:: Written task ::
Check each line of the records below and collect those that include the word "JSON".

:: Exercise data ::
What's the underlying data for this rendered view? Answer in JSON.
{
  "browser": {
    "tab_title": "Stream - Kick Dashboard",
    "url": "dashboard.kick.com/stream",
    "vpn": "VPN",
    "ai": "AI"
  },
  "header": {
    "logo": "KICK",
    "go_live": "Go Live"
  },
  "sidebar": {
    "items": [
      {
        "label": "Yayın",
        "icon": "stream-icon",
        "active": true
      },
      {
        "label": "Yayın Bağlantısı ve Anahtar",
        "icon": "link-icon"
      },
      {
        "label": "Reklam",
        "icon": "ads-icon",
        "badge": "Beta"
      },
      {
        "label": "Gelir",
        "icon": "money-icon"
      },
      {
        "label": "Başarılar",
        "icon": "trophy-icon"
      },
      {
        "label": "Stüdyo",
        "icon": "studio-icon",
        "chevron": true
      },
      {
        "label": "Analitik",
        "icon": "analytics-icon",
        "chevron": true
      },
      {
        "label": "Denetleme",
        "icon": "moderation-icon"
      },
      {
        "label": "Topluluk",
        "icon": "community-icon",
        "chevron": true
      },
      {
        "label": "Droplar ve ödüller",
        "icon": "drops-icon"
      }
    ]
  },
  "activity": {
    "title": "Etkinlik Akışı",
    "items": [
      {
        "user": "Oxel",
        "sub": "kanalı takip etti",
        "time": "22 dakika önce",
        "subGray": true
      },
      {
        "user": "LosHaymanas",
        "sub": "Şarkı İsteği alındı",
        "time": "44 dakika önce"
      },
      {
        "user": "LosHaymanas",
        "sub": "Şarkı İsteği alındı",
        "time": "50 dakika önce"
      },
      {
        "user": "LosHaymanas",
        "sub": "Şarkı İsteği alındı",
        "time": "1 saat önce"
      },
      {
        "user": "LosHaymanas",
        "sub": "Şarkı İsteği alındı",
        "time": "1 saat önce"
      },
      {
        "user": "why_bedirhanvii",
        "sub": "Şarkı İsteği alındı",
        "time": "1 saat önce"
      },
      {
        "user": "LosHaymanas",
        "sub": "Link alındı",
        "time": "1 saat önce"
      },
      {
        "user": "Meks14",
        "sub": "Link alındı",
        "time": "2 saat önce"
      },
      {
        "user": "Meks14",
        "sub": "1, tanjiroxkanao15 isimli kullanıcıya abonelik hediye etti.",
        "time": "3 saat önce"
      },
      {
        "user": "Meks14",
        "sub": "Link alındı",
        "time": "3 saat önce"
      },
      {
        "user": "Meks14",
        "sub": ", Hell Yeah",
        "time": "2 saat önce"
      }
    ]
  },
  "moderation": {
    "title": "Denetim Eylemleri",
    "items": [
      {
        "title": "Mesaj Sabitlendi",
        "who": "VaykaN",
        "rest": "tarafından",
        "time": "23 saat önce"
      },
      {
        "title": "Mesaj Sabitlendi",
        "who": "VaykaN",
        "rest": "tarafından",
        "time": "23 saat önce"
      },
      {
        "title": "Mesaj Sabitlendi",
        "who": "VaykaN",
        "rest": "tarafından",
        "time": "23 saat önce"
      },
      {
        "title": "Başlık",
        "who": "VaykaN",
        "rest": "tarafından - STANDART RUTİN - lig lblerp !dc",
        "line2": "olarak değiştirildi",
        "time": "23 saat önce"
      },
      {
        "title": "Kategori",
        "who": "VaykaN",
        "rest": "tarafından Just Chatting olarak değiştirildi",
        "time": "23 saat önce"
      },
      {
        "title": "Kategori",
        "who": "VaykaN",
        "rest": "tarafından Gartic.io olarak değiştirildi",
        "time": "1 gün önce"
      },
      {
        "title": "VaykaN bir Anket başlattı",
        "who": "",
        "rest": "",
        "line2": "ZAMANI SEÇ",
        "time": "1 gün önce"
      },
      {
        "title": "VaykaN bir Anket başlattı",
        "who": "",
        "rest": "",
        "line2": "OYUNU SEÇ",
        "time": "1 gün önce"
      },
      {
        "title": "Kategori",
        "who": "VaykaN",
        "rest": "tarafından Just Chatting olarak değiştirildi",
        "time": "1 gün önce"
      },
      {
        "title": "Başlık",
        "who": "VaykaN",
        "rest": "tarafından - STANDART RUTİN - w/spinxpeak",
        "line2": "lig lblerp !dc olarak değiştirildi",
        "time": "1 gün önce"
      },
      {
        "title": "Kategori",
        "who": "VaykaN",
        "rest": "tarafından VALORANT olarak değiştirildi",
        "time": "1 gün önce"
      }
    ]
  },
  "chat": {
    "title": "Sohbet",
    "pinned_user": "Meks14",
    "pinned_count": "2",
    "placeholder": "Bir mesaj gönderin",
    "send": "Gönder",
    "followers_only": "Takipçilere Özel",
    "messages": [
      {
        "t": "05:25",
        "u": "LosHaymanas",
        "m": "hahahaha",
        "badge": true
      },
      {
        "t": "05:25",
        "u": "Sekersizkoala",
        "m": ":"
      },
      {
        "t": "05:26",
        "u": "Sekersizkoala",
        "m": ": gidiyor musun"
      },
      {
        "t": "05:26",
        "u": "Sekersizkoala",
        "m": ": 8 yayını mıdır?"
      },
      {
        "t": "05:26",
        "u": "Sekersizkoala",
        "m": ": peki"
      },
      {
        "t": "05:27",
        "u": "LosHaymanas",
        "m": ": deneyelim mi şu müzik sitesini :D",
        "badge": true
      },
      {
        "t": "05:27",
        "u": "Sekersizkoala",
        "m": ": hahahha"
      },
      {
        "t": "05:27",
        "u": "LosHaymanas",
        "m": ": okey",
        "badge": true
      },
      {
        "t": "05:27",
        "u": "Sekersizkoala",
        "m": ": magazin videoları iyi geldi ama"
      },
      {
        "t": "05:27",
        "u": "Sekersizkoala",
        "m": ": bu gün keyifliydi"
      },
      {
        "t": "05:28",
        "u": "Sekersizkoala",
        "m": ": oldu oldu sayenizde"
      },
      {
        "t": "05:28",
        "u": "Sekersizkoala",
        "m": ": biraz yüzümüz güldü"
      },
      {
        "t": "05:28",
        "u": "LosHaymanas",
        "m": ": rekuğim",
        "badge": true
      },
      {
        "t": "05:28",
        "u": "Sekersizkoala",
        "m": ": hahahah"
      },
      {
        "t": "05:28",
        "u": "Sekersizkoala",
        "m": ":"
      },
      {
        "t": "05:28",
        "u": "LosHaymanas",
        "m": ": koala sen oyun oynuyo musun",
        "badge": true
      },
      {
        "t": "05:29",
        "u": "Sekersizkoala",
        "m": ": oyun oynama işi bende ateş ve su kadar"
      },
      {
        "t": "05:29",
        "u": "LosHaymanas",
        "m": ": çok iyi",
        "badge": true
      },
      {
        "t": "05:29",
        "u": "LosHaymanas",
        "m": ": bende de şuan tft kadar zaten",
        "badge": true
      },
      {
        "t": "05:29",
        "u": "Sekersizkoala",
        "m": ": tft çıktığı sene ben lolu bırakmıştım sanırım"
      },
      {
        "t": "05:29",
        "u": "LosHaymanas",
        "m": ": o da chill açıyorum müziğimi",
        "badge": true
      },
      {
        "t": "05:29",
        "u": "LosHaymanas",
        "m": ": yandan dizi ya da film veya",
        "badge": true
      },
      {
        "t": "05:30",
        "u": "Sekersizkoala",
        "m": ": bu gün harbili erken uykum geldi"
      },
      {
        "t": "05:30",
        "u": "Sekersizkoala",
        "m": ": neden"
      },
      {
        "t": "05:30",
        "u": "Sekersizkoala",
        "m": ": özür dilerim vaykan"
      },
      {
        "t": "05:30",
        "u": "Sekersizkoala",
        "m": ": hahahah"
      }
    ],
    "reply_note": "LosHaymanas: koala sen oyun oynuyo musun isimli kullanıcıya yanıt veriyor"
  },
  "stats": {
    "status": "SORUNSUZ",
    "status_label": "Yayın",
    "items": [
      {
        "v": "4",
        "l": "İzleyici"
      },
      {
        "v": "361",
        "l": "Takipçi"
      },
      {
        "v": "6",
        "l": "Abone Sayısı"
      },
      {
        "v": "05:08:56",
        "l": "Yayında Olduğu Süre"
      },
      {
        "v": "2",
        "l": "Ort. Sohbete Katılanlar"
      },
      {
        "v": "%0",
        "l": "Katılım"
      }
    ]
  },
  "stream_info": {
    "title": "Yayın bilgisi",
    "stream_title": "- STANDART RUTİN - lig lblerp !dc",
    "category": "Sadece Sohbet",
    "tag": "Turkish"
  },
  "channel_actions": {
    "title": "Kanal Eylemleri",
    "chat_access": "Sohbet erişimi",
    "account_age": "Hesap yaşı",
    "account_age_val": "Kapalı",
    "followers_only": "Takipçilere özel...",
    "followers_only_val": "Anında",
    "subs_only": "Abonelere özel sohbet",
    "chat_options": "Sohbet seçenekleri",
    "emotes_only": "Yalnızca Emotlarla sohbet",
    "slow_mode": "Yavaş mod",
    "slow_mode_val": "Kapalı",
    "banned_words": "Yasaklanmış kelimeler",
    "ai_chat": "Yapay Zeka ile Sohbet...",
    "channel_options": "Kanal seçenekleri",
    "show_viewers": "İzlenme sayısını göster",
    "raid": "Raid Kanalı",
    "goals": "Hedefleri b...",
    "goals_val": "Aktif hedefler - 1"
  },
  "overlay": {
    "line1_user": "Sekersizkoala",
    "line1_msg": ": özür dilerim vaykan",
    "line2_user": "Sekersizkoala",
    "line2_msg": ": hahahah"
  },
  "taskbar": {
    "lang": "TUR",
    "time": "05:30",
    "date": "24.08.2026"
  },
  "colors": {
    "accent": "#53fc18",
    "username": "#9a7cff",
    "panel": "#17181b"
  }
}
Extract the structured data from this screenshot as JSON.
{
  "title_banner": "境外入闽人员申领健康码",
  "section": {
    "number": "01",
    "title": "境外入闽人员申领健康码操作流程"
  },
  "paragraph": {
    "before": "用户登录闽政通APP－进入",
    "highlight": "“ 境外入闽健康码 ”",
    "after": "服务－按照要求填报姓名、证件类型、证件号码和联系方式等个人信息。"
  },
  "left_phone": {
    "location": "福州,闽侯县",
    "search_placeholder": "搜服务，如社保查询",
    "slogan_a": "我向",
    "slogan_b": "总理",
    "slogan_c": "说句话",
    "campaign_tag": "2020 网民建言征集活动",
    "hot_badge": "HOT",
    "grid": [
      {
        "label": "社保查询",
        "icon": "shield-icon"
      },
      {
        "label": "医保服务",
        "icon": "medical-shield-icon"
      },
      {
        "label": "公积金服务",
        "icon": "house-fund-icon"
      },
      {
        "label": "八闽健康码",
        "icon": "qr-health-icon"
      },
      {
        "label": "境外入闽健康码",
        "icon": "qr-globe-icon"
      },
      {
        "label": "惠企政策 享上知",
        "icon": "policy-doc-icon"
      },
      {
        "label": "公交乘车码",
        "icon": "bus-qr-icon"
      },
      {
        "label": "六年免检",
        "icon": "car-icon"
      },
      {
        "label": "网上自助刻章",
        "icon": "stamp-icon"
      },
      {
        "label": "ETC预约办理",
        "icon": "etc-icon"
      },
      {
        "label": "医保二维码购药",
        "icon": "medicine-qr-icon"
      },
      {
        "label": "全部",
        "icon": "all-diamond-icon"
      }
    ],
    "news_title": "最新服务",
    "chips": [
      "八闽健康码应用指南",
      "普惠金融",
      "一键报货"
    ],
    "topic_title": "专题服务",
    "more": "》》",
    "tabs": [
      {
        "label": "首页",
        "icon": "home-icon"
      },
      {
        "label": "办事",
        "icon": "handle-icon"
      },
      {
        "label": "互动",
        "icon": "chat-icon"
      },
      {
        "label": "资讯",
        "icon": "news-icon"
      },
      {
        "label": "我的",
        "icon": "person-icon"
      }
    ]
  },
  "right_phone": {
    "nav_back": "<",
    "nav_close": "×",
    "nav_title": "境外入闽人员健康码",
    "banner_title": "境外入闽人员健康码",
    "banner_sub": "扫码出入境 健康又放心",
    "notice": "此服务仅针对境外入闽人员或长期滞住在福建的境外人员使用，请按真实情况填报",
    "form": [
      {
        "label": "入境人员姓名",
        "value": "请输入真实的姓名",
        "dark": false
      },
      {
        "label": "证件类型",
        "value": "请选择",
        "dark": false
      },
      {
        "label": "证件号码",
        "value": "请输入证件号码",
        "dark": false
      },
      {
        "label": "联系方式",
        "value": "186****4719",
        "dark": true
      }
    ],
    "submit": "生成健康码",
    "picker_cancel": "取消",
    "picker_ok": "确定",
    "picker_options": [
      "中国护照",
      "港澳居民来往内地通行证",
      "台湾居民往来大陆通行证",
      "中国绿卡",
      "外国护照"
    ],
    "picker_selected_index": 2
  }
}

:: Written reply ::
What's the underlying data for this rendered view? Answer in JSON.
Extract the structured data from this screenshot as JSON.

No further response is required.